> [Tugas Latihan A]: Tuliskan kembali baris-baris data tanpa perubahan apa pun, mulai dari baris data pertama dan berakhir pada baris data yang memuat "- cloud-segment: [1385, 141, 1391, 192]".

> [Bagian Teks]:
━━━━━━━━━━━━━━━━━━━━━━━━━━━━━━

Melihat Tradisi Tedak Siten, Masih Eksis di Metropolis

Penjor.id – Dalam kurungan ayam, Muhammad Adipramana Diwangkara tampak bingung memilih bermacam barang mainan yang ada di dekatnya. Namun kemudian dia mengambil sebuah tasbih, dan berlanjut ke sebuah mainan berbentuk alat kedokteran, stetoskop.
Hari itu, Rabu (18/6/2025), Adipramana sedang menjalani ritual tedak siten, sebuah upacara dalam tradisi budaya Jawa untuk menandai seorang anak pertama kali turun ke tanah. Mengambil barang dalam kurungan ayam menjadi bagian prosesi ritual tersebut.
Adipramana telah memasuki usia delapan bulan atau tujuh lapan dalam kalender Jawa, momen yang pas untuk kaki kecilnya mulai menapak tanah. Karena pada umur itu biasanya seorang anak mulai belajar duduk dan berjalan menjejak bumi.
“Alhamdulillah anak kami tertarik mengambil tasbih. Semoga saat dewasa nanti selalu mengingat dan berzikir kepada Sang Maha Pencipta. Alhamdulillah juga kemudian mengambil stetoskop. Semoga ini menjadi pertanda bahwa kelak dia paham bahwa kesehatan adalah investasi utama dalam kehidupan,” ungkap Nur Sugianto, ayah Adipramana.
Seperti tradisi budaya Jawa lainnya, tedak siten memang kaya dengan simbol dan pengharapan. Mengutip situs Dinas Kebudayaan Yogyakarta, tedak siten merupakan simbol bimbingan orang tua kepada anaknya dalam meniti kehidupan melalui ubarampe dan serangkaian prosesi yang dilakukan.
Bermacam ubarampe perlu dipersiapkan, di antaranya kurungan ayam dan tangga yang terbuat dari batang tebu. Dalam kurungan ayam diletakkan bermacam barang atau benda seperti alat tulis dan mainan anak berbagai bentuk.

━━━━━━━━━━━━━━━━━━━━━━━━━━━━━━

> [Daftar Entri]:

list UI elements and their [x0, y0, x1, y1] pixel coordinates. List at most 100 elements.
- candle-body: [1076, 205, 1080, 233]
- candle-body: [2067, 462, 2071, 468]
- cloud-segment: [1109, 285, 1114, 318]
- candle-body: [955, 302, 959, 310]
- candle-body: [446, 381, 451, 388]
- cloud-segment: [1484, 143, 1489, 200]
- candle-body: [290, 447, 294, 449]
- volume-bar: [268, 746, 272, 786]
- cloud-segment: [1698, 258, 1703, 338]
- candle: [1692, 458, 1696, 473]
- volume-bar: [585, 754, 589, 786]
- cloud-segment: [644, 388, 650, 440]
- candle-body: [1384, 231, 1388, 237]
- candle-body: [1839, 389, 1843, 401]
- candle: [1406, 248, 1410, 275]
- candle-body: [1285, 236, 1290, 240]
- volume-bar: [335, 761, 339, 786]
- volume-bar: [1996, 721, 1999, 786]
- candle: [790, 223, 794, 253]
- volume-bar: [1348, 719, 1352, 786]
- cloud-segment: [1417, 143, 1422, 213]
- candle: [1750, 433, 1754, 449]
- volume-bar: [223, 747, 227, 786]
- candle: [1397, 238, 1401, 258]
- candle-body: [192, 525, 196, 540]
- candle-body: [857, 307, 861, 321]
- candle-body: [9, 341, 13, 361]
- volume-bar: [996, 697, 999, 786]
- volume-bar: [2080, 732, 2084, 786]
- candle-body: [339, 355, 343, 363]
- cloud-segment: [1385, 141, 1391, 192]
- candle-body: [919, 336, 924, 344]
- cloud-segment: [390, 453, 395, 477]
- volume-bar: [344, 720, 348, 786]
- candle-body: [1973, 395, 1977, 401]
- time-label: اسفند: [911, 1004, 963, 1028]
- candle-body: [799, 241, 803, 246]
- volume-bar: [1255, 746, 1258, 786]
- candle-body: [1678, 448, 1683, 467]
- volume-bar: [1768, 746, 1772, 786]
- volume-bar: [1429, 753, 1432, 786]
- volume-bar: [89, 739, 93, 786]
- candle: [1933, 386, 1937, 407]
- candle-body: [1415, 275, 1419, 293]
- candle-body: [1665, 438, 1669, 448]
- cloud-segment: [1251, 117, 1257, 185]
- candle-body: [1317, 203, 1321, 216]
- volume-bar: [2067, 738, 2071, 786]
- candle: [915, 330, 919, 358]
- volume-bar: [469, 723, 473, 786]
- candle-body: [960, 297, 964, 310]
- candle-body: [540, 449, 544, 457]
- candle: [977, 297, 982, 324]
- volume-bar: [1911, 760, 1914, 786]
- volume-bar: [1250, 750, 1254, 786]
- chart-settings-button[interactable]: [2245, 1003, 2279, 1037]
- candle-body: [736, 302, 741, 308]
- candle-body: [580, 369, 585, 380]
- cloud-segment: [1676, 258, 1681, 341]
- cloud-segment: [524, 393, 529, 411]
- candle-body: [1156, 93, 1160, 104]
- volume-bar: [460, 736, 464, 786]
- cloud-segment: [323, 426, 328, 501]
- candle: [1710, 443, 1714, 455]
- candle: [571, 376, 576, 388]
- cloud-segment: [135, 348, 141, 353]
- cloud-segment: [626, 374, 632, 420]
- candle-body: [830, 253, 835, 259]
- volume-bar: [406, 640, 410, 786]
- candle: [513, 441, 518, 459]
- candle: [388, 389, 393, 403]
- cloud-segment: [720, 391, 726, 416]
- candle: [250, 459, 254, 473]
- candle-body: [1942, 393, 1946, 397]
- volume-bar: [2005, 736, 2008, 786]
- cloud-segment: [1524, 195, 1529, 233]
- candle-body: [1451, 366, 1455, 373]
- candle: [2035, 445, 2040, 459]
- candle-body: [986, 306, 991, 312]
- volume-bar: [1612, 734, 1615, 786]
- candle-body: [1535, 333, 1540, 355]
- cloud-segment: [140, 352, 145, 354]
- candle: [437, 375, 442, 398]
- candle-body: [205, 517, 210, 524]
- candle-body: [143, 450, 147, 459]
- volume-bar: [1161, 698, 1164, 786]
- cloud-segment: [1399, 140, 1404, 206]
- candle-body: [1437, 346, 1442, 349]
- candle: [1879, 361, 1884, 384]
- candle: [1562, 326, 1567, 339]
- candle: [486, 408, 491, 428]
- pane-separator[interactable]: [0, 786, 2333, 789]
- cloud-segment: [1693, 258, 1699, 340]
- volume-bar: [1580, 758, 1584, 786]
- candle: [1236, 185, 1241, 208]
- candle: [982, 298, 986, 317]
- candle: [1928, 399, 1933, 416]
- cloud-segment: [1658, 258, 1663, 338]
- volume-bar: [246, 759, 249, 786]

━━━━━━━━━━━━━━━━━━━━━━━━━━━━━━

> [Tugas Latihan B]: Tulis ulang bagian teks tentang tradisi tedak siten mulai dari "Melihat Tradisi Tedak" dan berakhir pada "prosesi ritual tersebut.", dengan mengganti "kurungan ayam" menjadi "sangkar ayam".

> [Hasil A]:
list UI elements and their [x0, y0, x1, y1] pixel coordinates. List at most 100 elements.
- candle-body: [1076, 205, 1080, 233]
- candle-body: [2067, 462, 2071, 468]
- cloud-segment: [1109, 285, 1114, 318]
- candle-body: [955, 302, 959, 310]
- candle-body: [446, 381, 451, 388]
- cloud-segment: [1484, 143, 1489, 200]
- candle-body: [290, 447, 294, 449]
- volume-bar: [268, 746, 272, 786]
- cloud-segment: [1698, 258, 1703, 338]
- candle: [1692, 458, 1696, 473]
- volume-bar: [585, 754, 589, 786]
- cloud-segment: [644, 388, 650, 440]
- candle-body: [1384, 231, 1388, 237]
- candle-body: [1839, 389, 1843, 401]
- candle: [1406, 248, 1410, 275]
- candle-body: [1285, 236, 1290, 240]
- volume-bar: [335, 761, 339, 786]
- volume-bar: [1996, 721, 1999, 786]
- candle: [790, 223, 794, 253]
- volume-bar: [1348, 719, 1352, 786]
- cloud-segment: [1417, 143, 1422, 213]
- candle: [1750, 433, 1754, 449]
- volume-bar: [223, 747, 227, 786]
- candle: [1397, 238, 1401, 258]
- candle-body: [192, 525, 196, 540]
- candle-body: [857, 307, 861, 321]
- candle-body: [9, 341, 13, 361]
- volume-bar: [996, 697, 999, 786]
- volume-bar: [2080, 732, 2084, 786]
- candle-body: [339, 355, 343, 363]
- cloud-segment: [1385, 141, 1391, 192]

> [Hasil B]:
Melihat Tradisi Tedak Siten, Masih Eksis di Metropolis

Penjor.id – Dalam sangkar ayam, Muhammad Adipramana Diwangkara tampak bingung memilih bermacam barang mainan yang ada di dekatnya. Namun kemudian dia mengambil sebuah tasbih, dan berlanjut ke sebuah mainan berbentuk alat kedokteran, stetoskop.
Hari itu, Rabu (18/6/2025), Adipramana sedang menjalani ritual tedak siten, sebuah upacara dalam tradisi budaya Jawa untuk menandai seorang anak pertama kali turun ke tanah. Mengambil barang dalam sangkar ayam menjadi bagian prosesi ritual tersebut.